• REQUIREMENTS: Spot every line with the word "таблице" and return it.

• INPUT FOR THIS TASK:
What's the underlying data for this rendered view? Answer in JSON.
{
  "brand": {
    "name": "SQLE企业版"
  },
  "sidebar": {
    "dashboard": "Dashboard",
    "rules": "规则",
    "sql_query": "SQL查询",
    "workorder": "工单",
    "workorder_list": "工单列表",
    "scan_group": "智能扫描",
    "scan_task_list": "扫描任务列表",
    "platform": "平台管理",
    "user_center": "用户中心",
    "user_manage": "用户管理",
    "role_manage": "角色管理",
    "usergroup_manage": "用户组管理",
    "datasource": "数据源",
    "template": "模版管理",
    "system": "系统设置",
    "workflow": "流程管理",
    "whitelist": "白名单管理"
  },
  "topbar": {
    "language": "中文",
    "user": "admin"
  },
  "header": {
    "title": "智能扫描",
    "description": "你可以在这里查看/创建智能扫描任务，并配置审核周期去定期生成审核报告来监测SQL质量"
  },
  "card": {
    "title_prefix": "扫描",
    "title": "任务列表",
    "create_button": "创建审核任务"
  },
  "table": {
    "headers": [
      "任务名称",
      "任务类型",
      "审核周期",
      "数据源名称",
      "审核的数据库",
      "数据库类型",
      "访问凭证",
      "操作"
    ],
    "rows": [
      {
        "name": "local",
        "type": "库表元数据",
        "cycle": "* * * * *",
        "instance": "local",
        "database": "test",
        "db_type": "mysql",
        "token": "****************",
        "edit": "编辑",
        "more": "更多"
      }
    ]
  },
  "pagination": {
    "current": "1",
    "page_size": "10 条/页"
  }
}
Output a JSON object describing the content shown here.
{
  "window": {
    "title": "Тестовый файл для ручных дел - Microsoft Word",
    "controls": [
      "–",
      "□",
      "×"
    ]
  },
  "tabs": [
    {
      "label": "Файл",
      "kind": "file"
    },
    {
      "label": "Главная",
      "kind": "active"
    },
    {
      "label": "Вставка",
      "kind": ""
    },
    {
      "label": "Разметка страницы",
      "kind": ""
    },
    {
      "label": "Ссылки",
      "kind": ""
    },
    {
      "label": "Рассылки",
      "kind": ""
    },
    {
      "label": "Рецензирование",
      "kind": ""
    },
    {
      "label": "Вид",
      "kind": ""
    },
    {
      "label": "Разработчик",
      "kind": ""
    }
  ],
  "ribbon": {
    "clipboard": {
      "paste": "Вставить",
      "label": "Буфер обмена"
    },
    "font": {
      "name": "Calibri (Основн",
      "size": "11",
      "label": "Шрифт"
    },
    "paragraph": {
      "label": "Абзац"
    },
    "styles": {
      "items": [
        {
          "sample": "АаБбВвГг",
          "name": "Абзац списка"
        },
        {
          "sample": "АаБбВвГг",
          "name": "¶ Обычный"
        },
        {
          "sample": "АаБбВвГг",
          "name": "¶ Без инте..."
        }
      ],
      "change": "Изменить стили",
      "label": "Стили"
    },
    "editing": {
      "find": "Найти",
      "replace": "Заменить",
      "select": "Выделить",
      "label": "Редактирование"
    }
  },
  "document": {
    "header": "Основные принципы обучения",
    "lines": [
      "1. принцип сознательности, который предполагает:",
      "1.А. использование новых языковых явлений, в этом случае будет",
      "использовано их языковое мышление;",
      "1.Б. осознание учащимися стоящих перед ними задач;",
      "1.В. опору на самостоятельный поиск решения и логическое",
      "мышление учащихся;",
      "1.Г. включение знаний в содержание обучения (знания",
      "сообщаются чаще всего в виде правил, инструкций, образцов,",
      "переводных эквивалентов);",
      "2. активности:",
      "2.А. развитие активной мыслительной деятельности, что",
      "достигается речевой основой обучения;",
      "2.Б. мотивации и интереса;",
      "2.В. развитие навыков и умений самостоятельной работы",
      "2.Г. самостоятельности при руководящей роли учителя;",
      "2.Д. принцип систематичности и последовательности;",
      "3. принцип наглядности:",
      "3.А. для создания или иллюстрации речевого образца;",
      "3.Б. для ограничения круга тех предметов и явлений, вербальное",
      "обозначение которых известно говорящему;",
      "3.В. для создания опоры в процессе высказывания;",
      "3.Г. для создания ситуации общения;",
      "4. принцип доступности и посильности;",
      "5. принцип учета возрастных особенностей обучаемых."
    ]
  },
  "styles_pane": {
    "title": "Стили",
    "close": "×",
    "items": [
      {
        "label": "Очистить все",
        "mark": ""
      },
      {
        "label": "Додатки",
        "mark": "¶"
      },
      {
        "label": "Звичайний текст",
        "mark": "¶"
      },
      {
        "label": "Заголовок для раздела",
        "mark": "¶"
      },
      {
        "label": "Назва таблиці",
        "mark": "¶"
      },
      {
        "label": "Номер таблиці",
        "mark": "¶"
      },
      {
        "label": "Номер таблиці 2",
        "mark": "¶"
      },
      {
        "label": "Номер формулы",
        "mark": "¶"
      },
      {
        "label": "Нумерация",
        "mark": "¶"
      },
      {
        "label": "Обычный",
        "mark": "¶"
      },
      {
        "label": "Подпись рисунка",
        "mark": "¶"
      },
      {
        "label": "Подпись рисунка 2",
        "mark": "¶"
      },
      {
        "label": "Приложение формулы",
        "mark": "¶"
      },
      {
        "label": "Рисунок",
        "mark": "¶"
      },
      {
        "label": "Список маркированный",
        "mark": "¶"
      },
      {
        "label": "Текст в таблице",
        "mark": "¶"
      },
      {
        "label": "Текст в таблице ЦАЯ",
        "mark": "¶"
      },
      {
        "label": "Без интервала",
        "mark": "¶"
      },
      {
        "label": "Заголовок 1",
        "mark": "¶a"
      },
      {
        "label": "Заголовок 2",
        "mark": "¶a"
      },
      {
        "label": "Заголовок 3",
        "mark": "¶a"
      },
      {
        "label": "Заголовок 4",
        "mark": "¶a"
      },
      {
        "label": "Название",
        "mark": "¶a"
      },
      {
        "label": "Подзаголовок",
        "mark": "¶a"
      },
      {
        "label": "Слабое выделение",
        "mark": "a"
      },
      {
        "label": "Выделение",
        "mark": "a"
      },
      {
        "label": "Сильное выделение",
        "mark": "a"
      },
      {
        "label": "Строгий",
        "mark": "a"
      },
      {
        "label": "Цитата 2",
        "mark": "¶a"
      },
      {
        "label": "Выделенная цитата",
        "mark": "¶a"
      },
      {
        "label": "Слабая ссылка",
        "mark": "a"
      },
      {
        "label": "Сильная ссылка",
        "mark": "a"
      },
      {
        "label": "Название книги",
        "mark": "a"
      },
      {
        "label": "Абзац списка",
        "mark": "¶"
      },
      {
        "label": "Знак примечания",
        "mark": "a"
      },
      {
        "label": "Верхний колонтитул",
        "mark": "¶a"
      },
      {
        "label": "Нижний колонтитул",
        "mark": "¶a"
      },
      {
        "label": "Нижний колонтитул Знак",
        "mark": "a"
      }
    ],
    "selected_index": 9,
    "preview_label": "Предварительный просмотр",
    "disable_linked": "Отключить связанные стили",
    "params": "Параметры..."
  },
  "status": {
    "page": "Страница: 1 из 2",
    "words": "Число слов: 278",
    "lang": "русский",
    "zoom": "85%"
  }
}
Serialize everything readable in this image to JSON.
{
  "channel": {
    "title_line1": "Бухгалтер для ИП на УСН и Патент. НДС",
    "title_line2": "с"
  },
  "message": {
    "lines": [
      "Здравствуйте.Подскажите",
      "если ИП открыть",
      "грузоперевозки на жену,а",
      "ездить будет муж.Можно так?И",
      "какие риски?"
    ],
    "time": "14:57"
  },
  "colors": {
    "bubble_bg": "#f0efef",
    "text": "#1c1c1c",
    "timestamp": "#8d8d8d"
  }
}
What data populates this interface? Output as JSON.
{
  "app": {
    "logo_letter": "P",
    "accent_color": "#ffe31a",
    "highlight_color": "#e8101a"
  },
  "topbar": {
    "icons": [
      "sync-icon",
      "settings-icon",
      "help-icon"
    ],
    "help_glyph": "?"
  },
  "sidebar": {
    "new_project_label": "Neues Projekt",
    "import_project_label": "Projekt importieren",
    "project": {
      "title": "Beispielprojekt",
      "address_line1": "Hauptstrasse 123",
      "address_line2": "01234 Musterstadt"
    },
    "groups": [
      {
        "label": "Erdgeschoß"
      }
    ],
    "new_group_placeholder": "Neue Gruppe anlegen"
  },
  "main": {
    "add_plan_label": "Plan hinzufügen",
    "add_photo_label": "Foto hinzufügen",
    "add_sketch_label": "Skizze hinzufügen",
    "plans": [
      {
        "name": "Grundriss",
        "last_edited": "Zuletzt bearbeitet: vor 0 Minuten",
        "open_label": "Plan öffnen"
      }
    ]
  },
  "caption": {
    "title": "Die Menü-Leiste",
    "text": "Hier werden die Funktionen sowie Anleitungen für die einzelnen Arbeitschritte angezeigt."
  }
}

• WRITTEN RESPONSE:
        "label": "Текст в таблице",
        "label": "Текст в таблице ЦАЯ",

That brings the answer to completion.